Luca
Buonaguidi: HO PARLATO ALLE PAROLE. oèdipus edizioni. Solofra (AV). 2014. Pp.
72
Vorrei danzare
come una nuvola
per infrangermi nella tua luce
all’aurora coprirti
di onirico velo, crepuscolo,
infine baciarti
nell’abbandono notturno.
Questo
è il canto di Luca Buonaguidi. Un canto i cui versi, di polisemica struttura,
abbracciano ora con vigoria e dolcezza, ora con espansioni e rattenute, gli
abbrivi di un’anima tutta volta alla verità per la strada della realtà. Un canto che racchiude nella sua eufonica
sonorità i ritmi della vita: l’amore, il
dolore, l’inquietudine, il sogno, la fede, il volo. Sì, il volo verso ambiti
surreali, anche, tali da poter trasferire
le nostre ambasce in sfere di edenica natura, dove poter danzare come
una nuvola “per infrangersi nella tua luce”. Un dipanarsi poetico di verticale
intimità, di autoptica analisi introspettiva, dove il Poeta è alla ricerca di
se stesso, del suo mondo fatto di certezze, ma anche di tanti interrogativi di
difficile soluzione:
In un fosco bosco
ho seminato germogli di
parole,
nebbia fra le gote,
un bacio che non è amore,
il passo d’un brivido breve,
una scintilla lieve,
ombra desta nella fitta
aurora,
un nerogrigio di cui non so
godere.
Un
dire che, scorrendo sul filo di una sottile e arguta metaforicità, offre
contaminazioni di polisemica significanza. E lo fa con un’architettura compositiva
attenta e perspicace; con valori
semantici che si prolungano oltre il senso della comune morfosintassi per una
simbiotica fusione di nessi fonosimbolici atti a scavalcare il dubbio verso un
grido di luce:
Tutto è ora chiaro e puro
come nelle belle poesie,
coscienza d’un attimo
che già si perde nel
cogliersi:
viola vertigine di perfezione,
scoglio che accoglie le onde,
nodi di pelle che formano
nuvole.
Ecco la mia smisurata
bestemmia.
Tu che entri irradiami
perché ora so riflettere la
tua luce.
Un
azzardo verso mete oltre, verso cieli che tanto sanno di azzurro. Quelli di un Poeta
che conosce il valore della Poesia, che sa quanto l’armonia sia oltre il
cammino, oltre a questo canto, oltre a questo fiore che spacca la roccia.
Sono poeta
e sollevo in aria
un cuore che saluta.

** Materiale fornito **
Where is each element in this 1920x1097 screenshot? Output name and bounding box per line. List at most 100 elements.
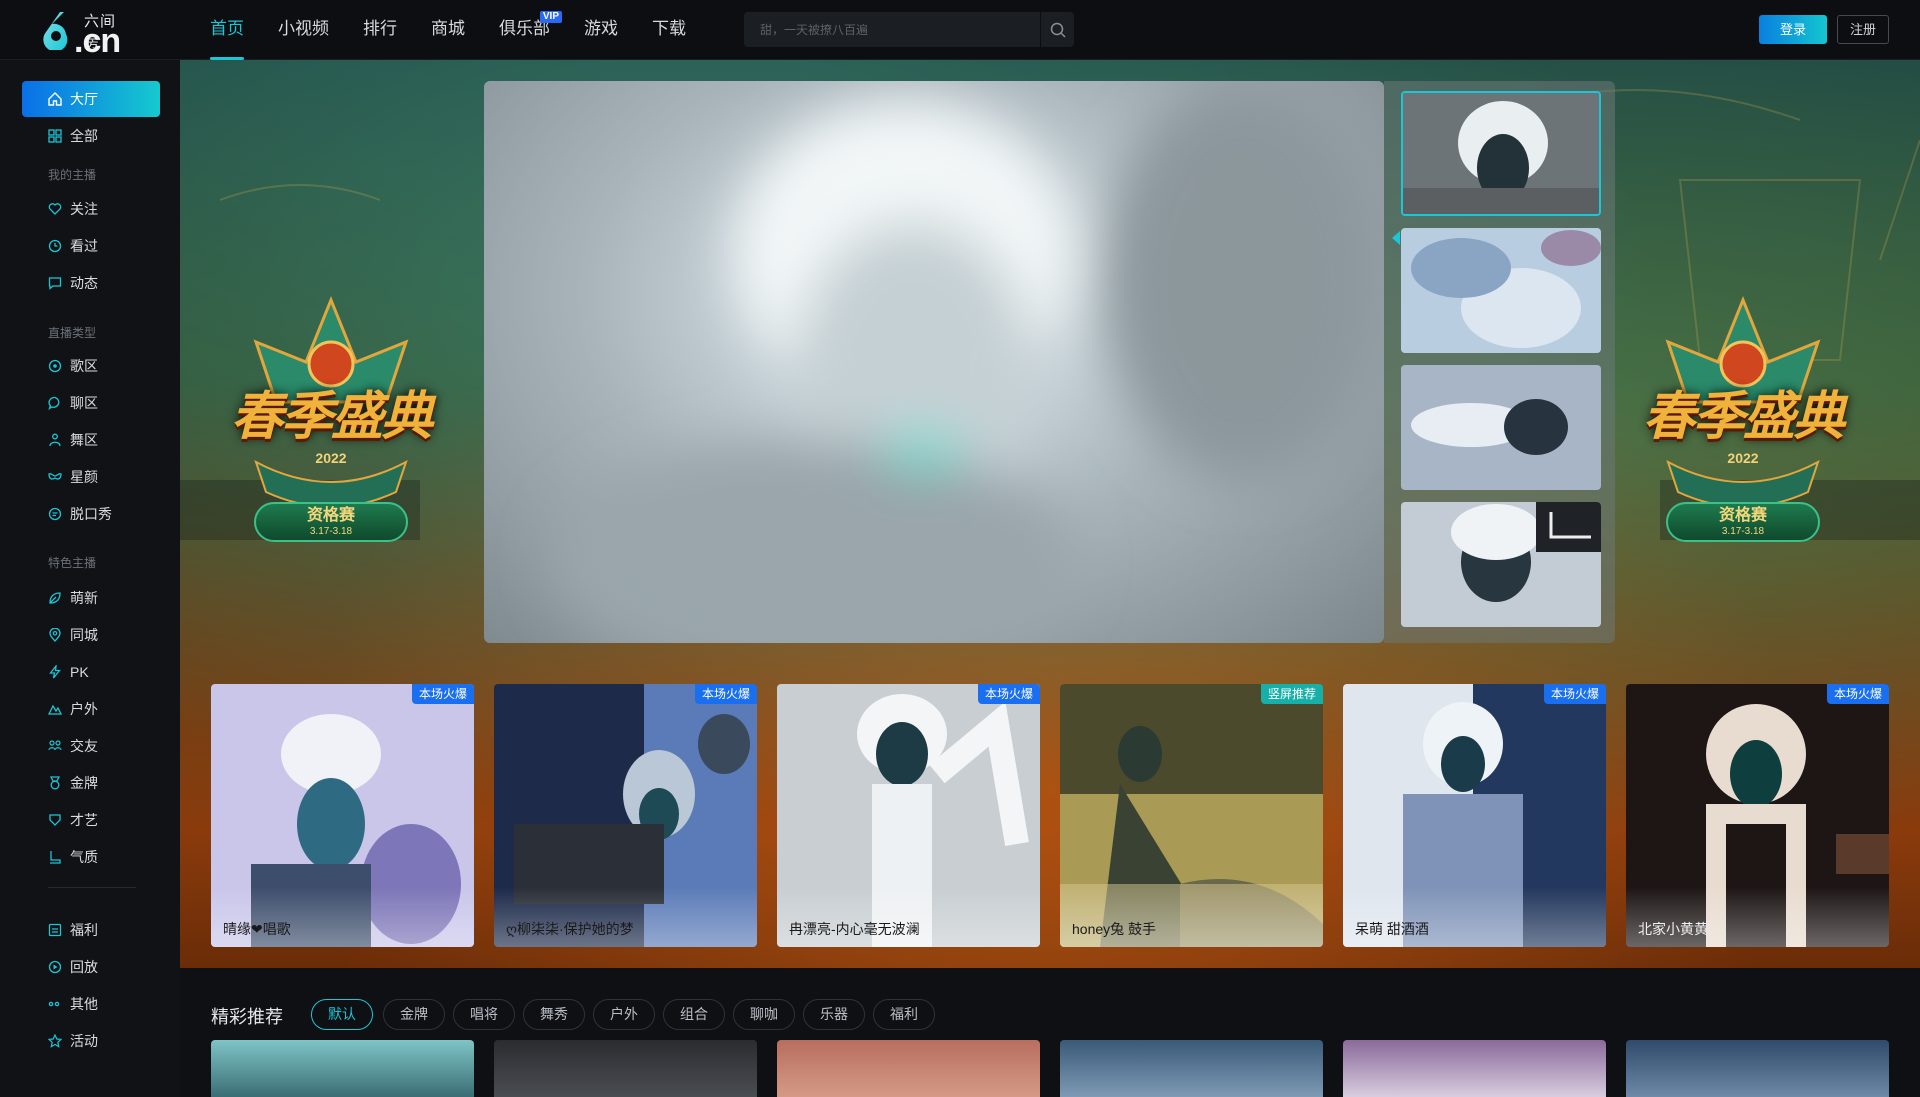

** Requisiti delle attività **
**a)** Ricopia dalla recensione di HO PARLATO ALLE PAROLE il segmento che parte da "Ecco la mia" e si chiude con "spacca la roccia.".
**b)** Secondo la recensione, quale editore ha pubblicato HO PARLATO ALLE PAROLE?

** Risultati **
**a)**
Ecco la mia smisurata
bestemmia.
Tu che entri irradiami
perché ora so riflettere la
tua luce.
Un
azzardo verso mete oltre, verso cieli che tanto sanno di azzurro. Quelli di un Poeta
che conosce il valore della Poesia, che sa quanto l’armonia sia oltre il
cammino, oltre a questo canto, oltre a questo fiore che spacca la roccia.

**b)** oèdipus edizioni, con sede a Solofra (AV).